===== Texto de leitura
Carlos Augusto Marighella, o Carlinhos, filho único do guerrilheiro Carlos Marighella Imagem: Acervo pessoal
Na cena seguinte, o que se vê é pura calmaria. Um pai ensina o filho a nadar no mar do Flamengo, na Baía de Guanabara. O menino flutua. Estamos em maio de 1964, um mês depois do golpe, um ano e meio antes da inauguração do aterro. O céu de outono não é menos nebuloso do que o horizonte que se divisa na política do país. A bonança precede a tempestade. Alheios ao mundo, pai e filho sorriem, se abraçam. Depois do mergulho, o papo é reto. A hora do encontro é, também, despedida. É preciso que o menino volte a morar um tempo com a mãe, na Bahia. É preciso não ter medo. É preciso ter a coragem de dizer. Um banho de mar como aquele talvez demore a se repetir. Os militares tomaram de assalto a política, ocuparam o Poder Executivo e agora se insurgem contra o Legislativo. As perspectivas não são nada boas. O pai foi cassado - e em breve será também caçado. Seu nome é Carlos Marighella, comunista, deputado federal proscrito pelo Ato Institucional número 1, colega de bancada de Jorge Amado e Luiz Carlos Prestes. Preso político durante o regime ditatorial de Getúlio Vargas, Marighella está de volta à clandestinidade.
O menino é Carlos Augusto Marighella, o Carlinhos, único filho do parlamentar comunista. Intuitivamente, Carlinhos já vira aquele filme. Conhecera o pai somente aos 7 anos. Quando ele nasceu, em maio de 1948, Marighella vivia na clandestinidade. Sua companheira, Elza Sento Sé, fora despachada de volta para Salvador, grávida de cinco meses. O Rio de Janeiro se tornara um lugar hostil para os comunistas e toda cautela era bem-vinda. Prudência e canja de galinha. Por isso Carlinhos nascera na Bahia, como o pai. E por isso foi preciso esperar até 1956, uma rara janela de legalidade decretada por Juscelino Kubitschek, para que Carlinhos viesse morar com o pai no Rio. Agora, em 1964, Marighella precisaria desaparecer novamente. A história também se repete como tragédia.
— Quando a gente vai se ver de novo? — o menino quer saber. — Antes de eu fazer 15 anos?
— Bem antes — o pai promete.
==========
===== Dados fornecidos
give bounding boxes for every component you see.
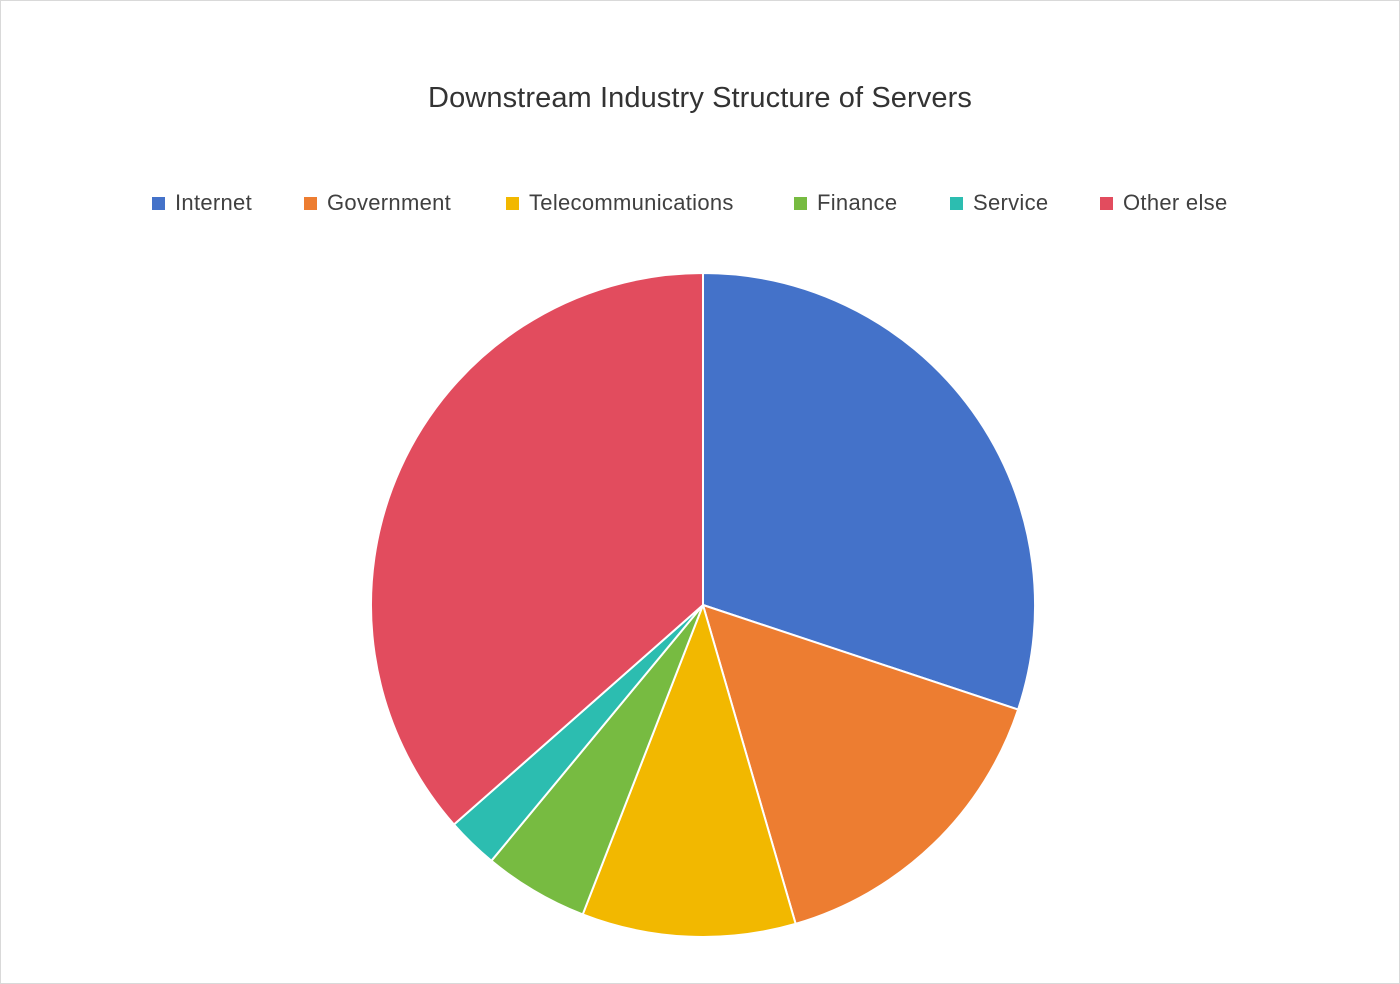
==========
__Enunciado da tarefa__: No texto sobre Carlos Marighella e o filho, em que mês e ano nasceu Carlos Augusto Marighella? As linhas constituem material à parte, independente do texto.

__Resultado da tarefa__: Em maio de 1948.